[Records from a data collection]

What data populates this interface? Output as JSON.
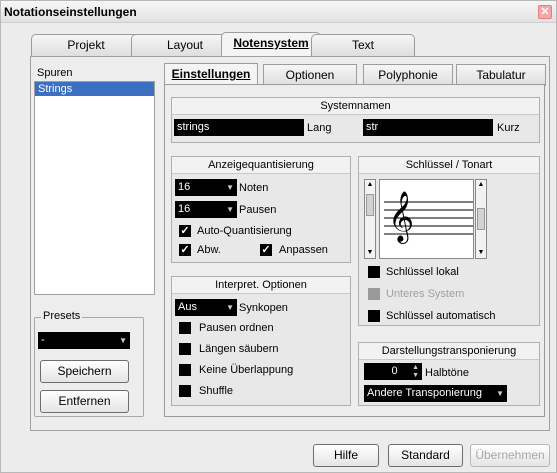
{
  "window": {
    "title": "Notationseinstellungen"
  },
  "top_tabs": [
    {
      "label": "Projekt",
      "active": false
    },
    {
      "label": "Layout",
      "active": false
    },
    {
      "label": "Notensystem",
      "active": true
    },
    {
      "label": "Text",
      "active": false
    }
  ],
  "staves": {
    "header": "Spuren",
    "items": [
      "Strings"
    ]
  },
  "presets": {
    "legend": "Presets",
    "value": "-",
    "save_label": "Speichern",
    "remove_label": "Entfernen"
  },
  "inner_tabs": [
    {
      "label": "Einstellungen",
      "active": true
    },
    {
      "label": "Optionen",
      "active": false
    },
    {
      "label": "Polyphonie",
      "active": false
    },
    {
      "label": "Tabulatur",
      "active": false
    }
  ],
  "staff_names": {
    "title": "Systemnamen",
    "long_value": "strings",
    "long_label": "Lang",
    "short_value": "str",
    "short_label": "Kurz"
  },
  "display_quantize": {
    "title": "Anzeigequantisierung",
    "notes_value": "16",
    "notes_label": "Noten",
    "rests_value": "16",
    "rests_label": "Pausen",
    "auto_quantize_label": "Auto-Quantisierung",
    "auto_quantize_checked": true,
    "dev_label": "Abw.",
    "dev_checked": true,
    "adapt_label": "Anpassen",
    "adapt_checked": true
  },
  "interpret_options": {
    "title": "Interpret. Optionen",
    "syncopation_value": "Aus",
    "syncopation_label": "Synkopen",
    "consolidate_rests_label": "Pausen ordnen",
    "clean_lengths_label": "Längen säubern",
    "no_overlap_label": "Keine Überlappung",
    "shuffle_label": "Shuffle"
  },
  "clef_key": {
    "title": "Schlüssel / Tonart",
    "clef_glyph": "𝄞",
    "local_clef_label": "Schlüssel lokal",
    "lower_staff_label": "Unteres System",
    "auto_clef_label": "Schlüssel automatisch"
  },
  "display_transpose": {
    "title": "Darstellungstransponierung",
    "semitones_value": "0",
    "semitones_label": "Halbtöne",
    "other_transpose_value": "Andere Transponierung"
  },
  "footer": {
    "help_label": "Hilfe",
    "standard_label": "Standard",
    "apply_label": "Übernehmen"
  },
  "colors": {
    "selection": "#3a6fc2",
    "field_bg": "#000000",
    "disabled_text": "#a8a8a8"
  }
}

- [Instruction]:
Each line in the entries above that includes the string "true" should be extracted.

- [Solution for this task]:
      "active": true
      "active": true
    "auto_quantize_checked": true,
    "dev_checked": true,
    "adapt_checked": true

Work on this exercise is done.